▸ **EXERCISE DESCRIPTION**: Review the material and extract every line in which the word "title" occurs.

▸ **INPUT ROWS**:
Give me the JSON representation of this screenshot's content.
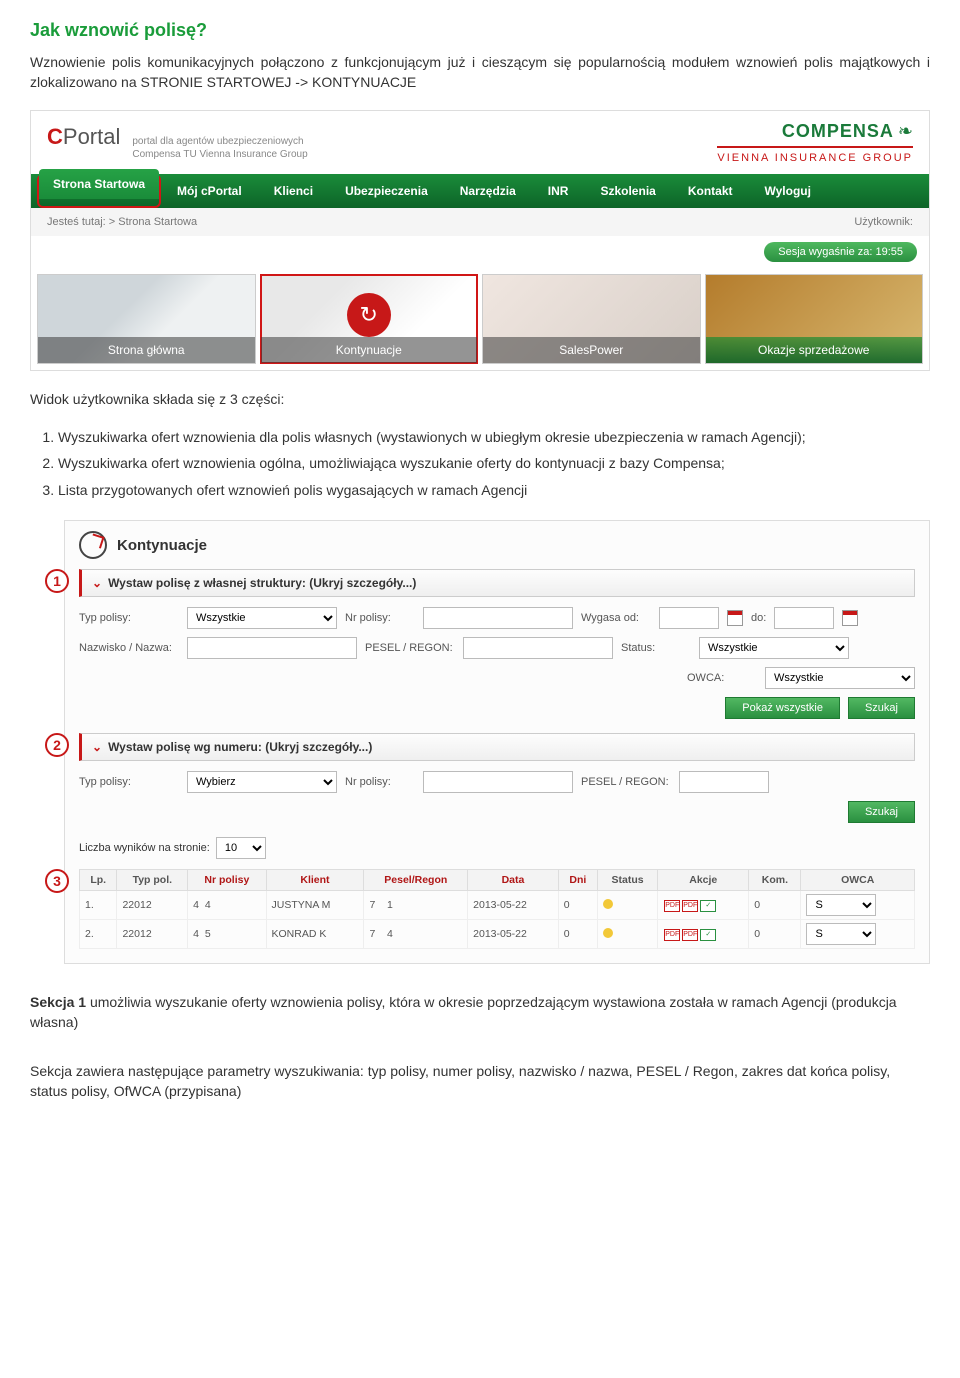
{
  "title": "Jak wznowić polisę?",
  "intro": "Wznowienie polis komunikacyjnych połączono z  funkcjonującym już i cieszącym się popularnością modułem wznowień polis majątkowych i zlokalizowano na STRONIE STARTOWEJ -> KONTYNUACJE",
  "portal": {
    "logo_c": "C",
    "logo_rest": "Portal",
    "logo_sub1": "portal dla agentów ubezpieczeniowych",
    "logo_sub2": "Compensa TU Vienna Insurance Group",
    "brand": "COMPENSA",
    "brand_sub": "VIENNA INSURANCE GROUP",
    "nav": [
      "Strona Startowa",
      "Mój cPortal",
      "Klienci",
      "Ubezpieczenia",
      "Narzędzia",
      "INR",
      "Szkolenia",
      "Kontakt",
      "Wyloguj"
    ],
    "crumb_label": "Jesteś tutaj:",
    "crumb_path": "> Strona Startowa",
    "user_label": "Użytkownik:",
    "session": "Sesja wygaśnie za: 19:55",
    "tiles": [
      "Strona główna",
      "Kontynuacje",
      "SalesPower",
      "Okazje sprzedażowe"
    ]
  },
  "mid": "Widok użytkownika składa się z 3 części:",
  "list": [
    "Wyszukiwarka ofert wznowienia dla polis własnych (wystawionych w ubiegłym okresie ubezpieczenia w ramach Agencji);",
    "Wyszukiwarka ofert wznowienia ogólna, umożliwiająca wyszukanie oferty do kontynuacji z bazy Compensa;",
    "Lista przygotowanych ofert wznowień polis wygasających w ramach Agencji"
  ],
  "kont": {
    "title": "Kontynuacje",
    "sec1": "Wystaw polisę z własnej struktury: (Ukryj szczegóły...)",
    "sec2": "Wystaw polisę wg numeru: (Ukryj szczegóły...)",
    "labels": {
      "typ": "Typ polisy:",
      "nrp": "Nr polisy:",
      "wygasa": "Wygasa od:",
      "do": "do:",
      "nazw": "Nazwisko / Nazwa:",
      "pesel": "PESEL / REGON:",
      "status": "Status:",
      "owca": "OWCA:",
      "wybierz": "Wybierz",
      "wszystkie": "Wszystkie",
      "results": "Liczba wyników na stronie:",
      "results_n": "10"
    },
    "btns": {
      "pokaz": "Pokaż wszystkie",
      "szukaj": "Szukaj"
    },
    "th": [
      "Lp.",
      "Typ pol.",
      "Nr polisy",
      "Klient",
      "Pesel/Regon",
      "Data",
      "Dni",
      "Status",
      "Akcje",
      "Kom.",
      "OWCA"
    ],
    "rows": [
      {
        "lp": "1.",
        "typ": "22012",
        "sub": "4",
        "nr": "4",
        "klient": "JUSTYNA M",
        "pesel": "7",
        "extra": "1",
        "data": "2013-05-22",
        "dni": "0",
        "kom": "0",
        "owca": "S"
      },
      {
        "lp": "2.",
        "typ": "22012",
        "sub": "4",
        "nr": "5",
        "klient": "KONRAD K",
        "pesel": "7",
        "extra": "4",
        "data": "2013-05-22",
        "dni": "0",
        "kom": "0",
        "owca": "S"
      }
    ]
  },
  "foot1a": "Sekcja 1",
  "foot1b": " umożliwia wyszukanie oferty wznowienia polisy, która w okresie poprzedzającym wystawiona została w ramach Agencji (produkcja własna)",
  "foot2": "Sekcja zawiera następujące parametry wyszukiwania: typ polisy, numer polisy, nazwisko / nazwa, PESEL / Regon, zakres dat końca polisy, status polisy, OfWCA (przypisana)"
}
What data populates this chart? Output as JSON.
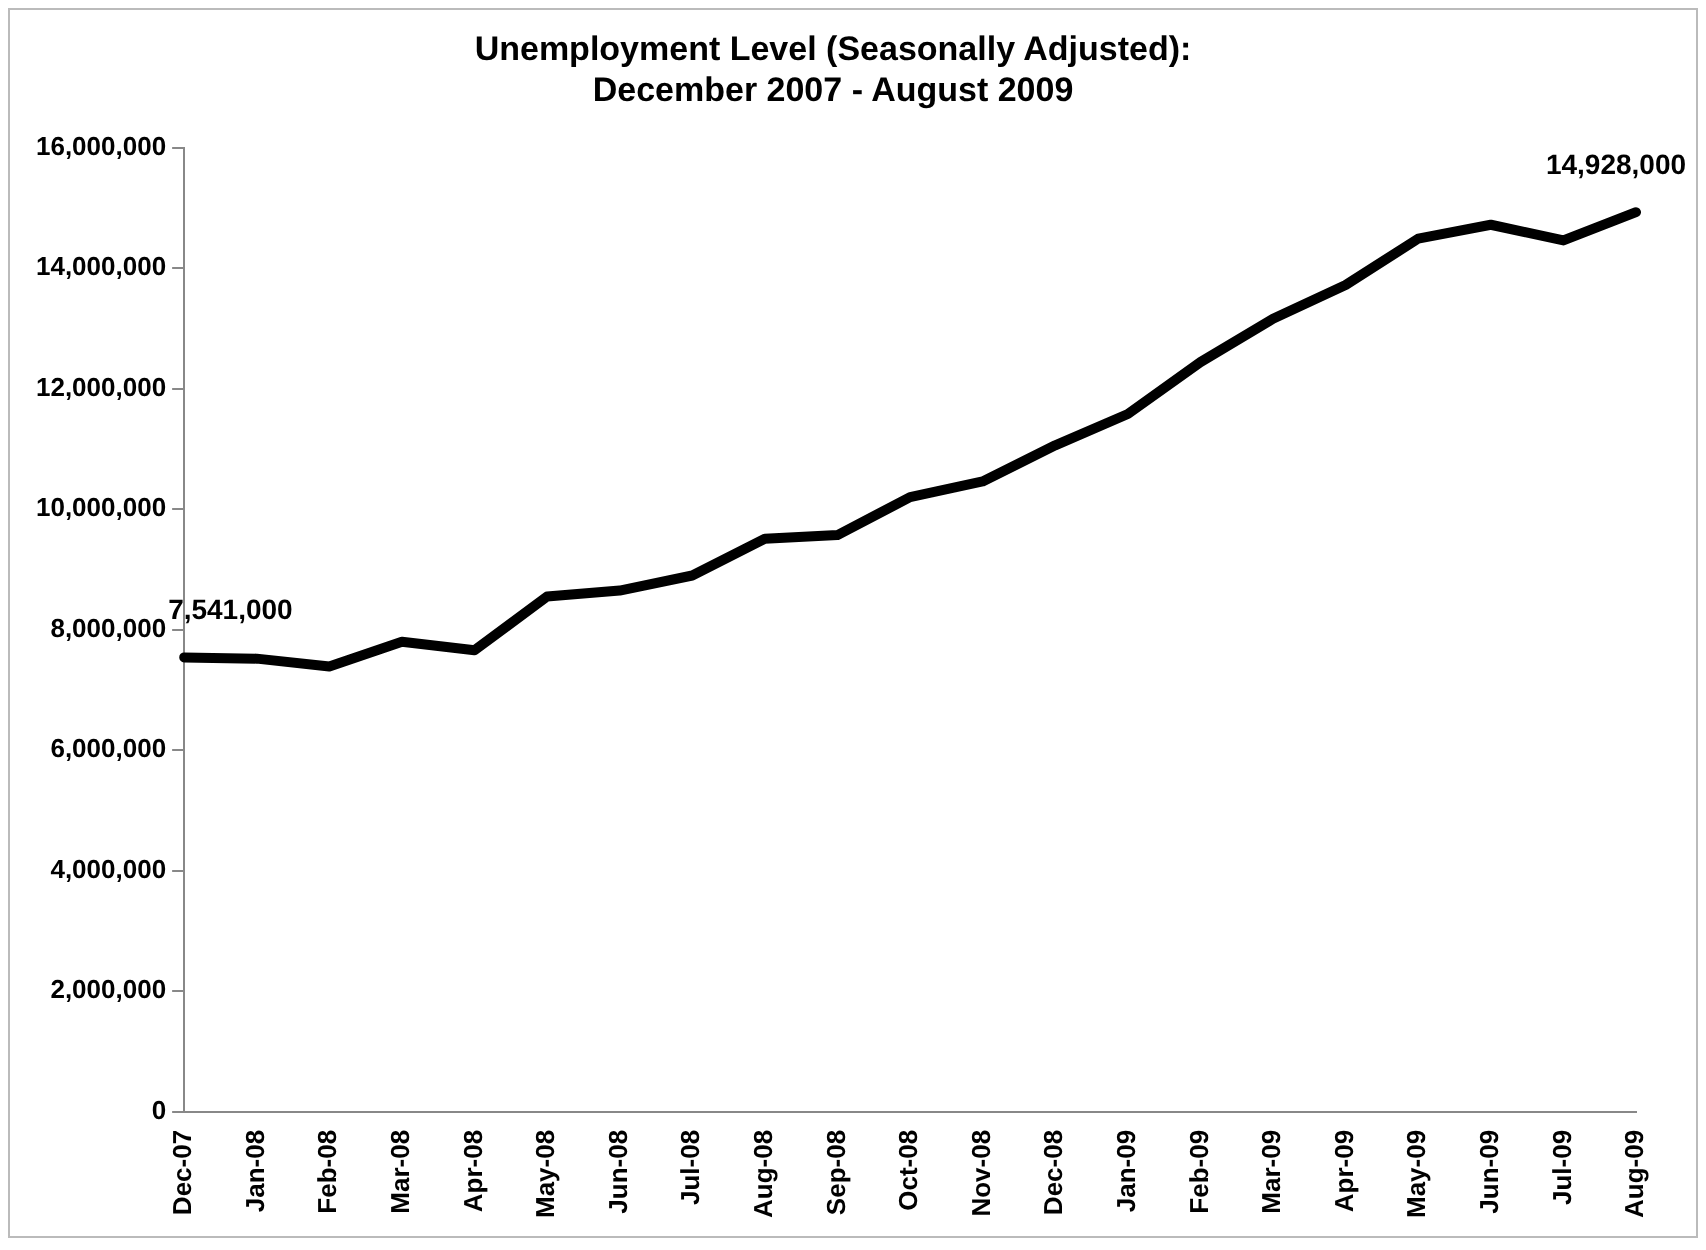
{
  "chart_data": {
    "type": "line",
    "title": [
      "Unemployment Level (Seasonally Adjusted):",
      "December 2007 - August 2009"
    ],
    "categories": [
      "Dec-07",
      "Jan-08",
      "Feb-08",
      "Mar-08",
      "Apr-08",
      "May-08",
      "Jun-08",
      "Jul-08",
      "Aug-08",
      "Sep-08",
      "Oct-08",
      "Nov-08",
      "Dec-08",
      "Jan-09",
      "Feb-09",
      "Mar-09",
      "Apr-09",
      "May-09",
      "Jun-09",
      "Jul-09",
      "Aug-09"
    ],
    "series": [
      {
        "color": "#000000",
        "values": [
          7541000,
          7520000,
          7390000,
          7800000,
          7660000,
          8550000,
          8650000,
          8900000,
          9510000,
          9570000,
          10200000,
          10460000,
          11060000,
          11580000,
          12440000,
          13160000,
          13720000,
          14490000,
          14720000,
          14460000,
          14928000
        ],
        "value_labels": [
          "7,541,000",
          null,
          null,
          null,
          null,
          null,
          null,
          null,
          null,
          null,
          null,
          null,
          null,
          null,
          null,
          null,
          null,
          null,
          null,
          null,
          "14,928,000"
        ]
      }
    ],
    "ylim": [
      0,
      16000000
    ],
    "yticks": [
      {
        "value": 0,
        "label": "0"
      },
      {
        "value": 2000000,
        "label": "2,000,000"
      },
      {
        "value": 4000000,
        "label": "4,000,000"
      },
      {
        "value": 6000000,
        "label": "6,000,000"
      },
      {
        "value": 8000000,
        "label": "8,000,000"
      },
      {
        "value": 10000000,
        "label": "10,000,000"
      },
      {
        "value": 12000000,
        "label": "12,000,000"
      },
      {
        "value": 14000000,
        "label": "14,000,000"
      },
      {
        "value": 16000000,
        "label": "16,000,000"
      }
    ],
    "grid": false,
    "legend": false,
    "marker": "none",
    "line_style": "solid"
  }
}
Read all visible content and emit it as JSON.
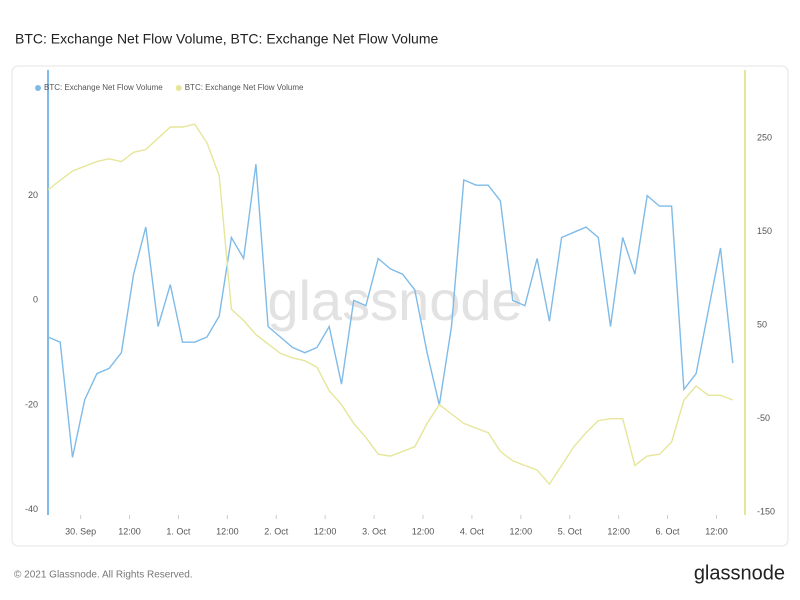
{
  "chart_data": {
    "type": "line",
    "title": "BTC: Exchange Net Flow Volume, BTC: Exchange Net Flow Volume",
    "watermark": "glassnode",
    "footer": "© 2021 Glassnode. All Rights Reserved.",
    "logo": "glassnode",
    "legend": "top-left",
    "grid": false,
    "x": [
      -8,
      -5,
      -2,
      1,
      4,
      7,
      10,
      13,
      16,
      19,
      22,
      25,
      28,
      31,
      34,
      37,
      40,
      43,
      46,
      49,
      52,
      55,
      58,
      61,
      64,
      67,
      70,
      73,
      76,
      79,
      82,
      85,
      88,
      91,
      94,
      97,
      100,
      103,
      106,
      109,
      112,
      115,
      118,
      121,
      124,
      127,
      130,
      133,
      136,
      139,
      142,
      145,
      148,
      151,
      154,
      157,
      160
    ],
    "xlim": [
      -8,
      163
    ],
    "xticks": [
      {
        "value": 0,
        "label": "30. Sep"
      },
      {
        "value": 12,
        "label": "12:00"
      },
      {
        "value": 24,
        "label": "1. Oct"
      },
      {
        "value": 36,
        "label": "12:00"
      },
      {
        "value": 48,
        "label": "2. Oct"
      },
      {
        "value": 60,
        "label": "12:00"
      },
      {
        "value": 72,
        "label": "3. Oct"
      },
      {
        "value": 84,
        "label": "12:00"
      },
      {
        "value": 96,
        "label": "4. Oct"
      },
      {
        "value": 108,
        "label": "12:00"
      },
      {
        "value": 120,
        "label": "5. Oct"
      },
      {
        "value": 132,
        "label": "12:00"
      },
      {
        "value": 144,
        "label": "6. Oct"
      },
      {
        "value": 156,
        "label": "12:00"
      }
    ],
    "ylim": [
      -41,
      44
    ],
    "yticks": [
      -40,
      -20,
      0,
      20
    ],
    "y2lim": [
      -153,
      323
    ],
    "y2ticks": [
      -150,
      -50,
      50,
      150,
      250
    ],
    "series": [
      {
        "name": "BTC: Exchange Net Flow Volume",
        "color": "#7fbbe8",
        "axis": "y",
        "values": [
          -7,
          -8,
          -30,
          -19,
          -14,
          -13,
          -10,
          5,
          14,
          -5,
          3,
          -8,
          -8,
          -7,
          -3,
          12,
          8,
          26,
          -5,
          -7,
          -9,
          -10,
          -9,
          -5,
          -16,
          0,
          -1,
          8,
          6,
          5,
          2,
          -10,
          -20,
          -5,
          23,
          22,
          22,
          19,
          0,
          -1,
          8,
          -4,
          12,
          13,
          14,
          12,
          -5,
          12,
          5,
          20,
          18,
          18,
          -17,
          -14,
          -2,
          10,
          -12
        ]
      },
      {
        "name": "BTC: Exchange Net Flow Volume",
        "color": "#e6e69a",
        "axis": "y2",
        "values": [
          195,
          205,
          215,
          220,
          225,
          228,
          225,
          235,
          238,
          250,
          262,
          262,
          265,
          245,
          210,
          67,
          55,
          40,
          30,
          20,
          15,
          12,
          5,
          -20,
          -35,
          -55,
          -70,
          -88,
          -90,
          -85,
          -80,
          -55,
          -35,
          -45,
          -55,
          -60,
          -65,
          -85,
          -95,
          -100,
          -105,
          -120,
          -100,
          -80,
          -65,
          -52,
          -50,
          -50,
          -100,
          -90,
          -88,
          -75,
          -30,
          -15,
          -25,
          -25,
          -30
        ]
      }
    ]
  }
}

▸ **RESPONSE**:
  "title": "Jak wznowić polisę?",
    "title": "Kontynuacje",
    "title": [
    "title": "BTC: Exchange Net Flow Volume, BTC: Exchange Net Flow Volume",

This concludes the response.